> [GIVEN REQUEST]:
Each record below must be returned exactly as shown.

> [GIVEN INFORMATION]:
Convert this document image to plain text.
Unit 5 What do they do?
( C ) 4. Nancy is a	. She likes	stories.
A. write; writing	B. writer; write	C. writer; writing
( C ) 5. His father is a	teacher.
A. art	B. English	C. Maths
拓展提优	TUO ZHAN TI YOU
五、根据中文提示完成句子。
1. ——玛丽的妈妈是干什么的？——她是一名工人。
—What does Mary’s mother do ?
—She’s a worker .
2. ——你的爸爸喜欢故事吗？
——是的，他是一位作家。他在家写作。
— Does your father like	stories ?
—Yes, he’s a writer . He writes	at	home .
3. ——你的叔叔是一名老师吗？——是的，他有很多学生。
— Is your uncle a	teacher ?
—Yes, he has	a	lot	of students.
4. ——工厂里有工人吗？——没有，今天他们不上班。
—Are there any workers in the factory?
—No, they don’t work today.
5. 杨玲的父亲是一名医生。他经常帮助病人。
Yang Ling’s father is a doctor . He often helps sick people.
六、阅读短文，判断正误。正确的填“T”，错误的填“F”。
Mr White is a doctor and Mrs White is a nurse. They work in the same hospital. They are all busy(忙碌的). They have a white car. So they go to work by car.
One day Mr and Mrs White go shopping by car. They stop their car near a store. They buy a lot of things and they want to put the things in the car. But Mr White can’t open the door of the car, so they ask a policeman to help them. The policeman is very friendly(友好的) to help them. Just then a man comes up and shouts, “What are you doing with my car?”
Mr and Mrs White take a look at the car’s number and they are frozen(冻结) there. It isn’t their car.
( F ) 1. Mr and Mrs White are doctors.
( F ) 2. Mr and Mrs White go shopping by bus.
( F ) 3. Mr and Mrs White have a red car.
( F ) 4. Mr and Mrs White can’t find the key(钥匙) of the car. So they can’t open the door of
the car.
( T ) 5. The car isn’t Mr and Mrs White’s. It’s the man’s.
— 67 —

> [ANSWER TO THE PROBLEM]:
Convert this document image to plain text.
Unit 5 What do they do?
( C ) 4. Nancy is a	. She likes	stories.
A. write; writing	B. writer; write	C. writer; writing
( C ) 5. His father is a	teacher.
A. art	B. English	C. Maths
拓展提优	TUO ZHAN TI YOU
五、根据中文提示完成句子。
1. ——玛丽的妈妈是干什么的？——她是一名工人。
—What does Mary’s mother do ?
—She’s a worker .
2. ——你的爸爸喜欢故事吗？
——是的，他是一位作家。他在家写作。
— Does your father like	stories ?
—Yes, he’s a writer . He writes	at	home .
3. ——你的叔叔是一名老师吗？——是的，他有很多学生。
— Is your uncle a	teacher ?
—Yes, he has	a	lot	of students.
4. ——工厂里有工人吗？——没有，今天他们不上班。
—Are there any workers in the factory?
—No, they don’t work today.
5. 杨玲的父亲是一名医生。他经常帮助病人。
Yang Ling’s father is a doctor . He often helps sick people.
六、阅读短文，判断正误。正确的填“T”，错误的填“F”。
Mr White is a doctor and Mrs White is a nurse. They work in the same hospital. They are all busy(忙碌的). They have a white car. So they go to work by car.
One day Mr and Mrs White go shopping by car. They stop their car near a store. They buy a lot of things and they want to put the things in the car. But Mr White can’t open the door of the car, so they ask a policeman to help them. The policeman is very friendly(友好的) to help them. Just then a man comes up and shouts, “What are you doing with my car?”
Mr and Mrs White take a look at the car’s number and they are frozen(冻结) there. It isn’t their car.
( F ) 1. Mr and Mrs White are doctors.
( F ) 2. Mr and Mrs White go shopping by bus.
( F ) 3. Mr and Mrs White have a red car.
( F ) 4. Mr and Mrs White can’t find the key(钥匙) of the car. So they can’t open the door of
the car.
( T ) 5. The car isn’t Mr and Mrs White’s. It’s the man’s.
— 67 —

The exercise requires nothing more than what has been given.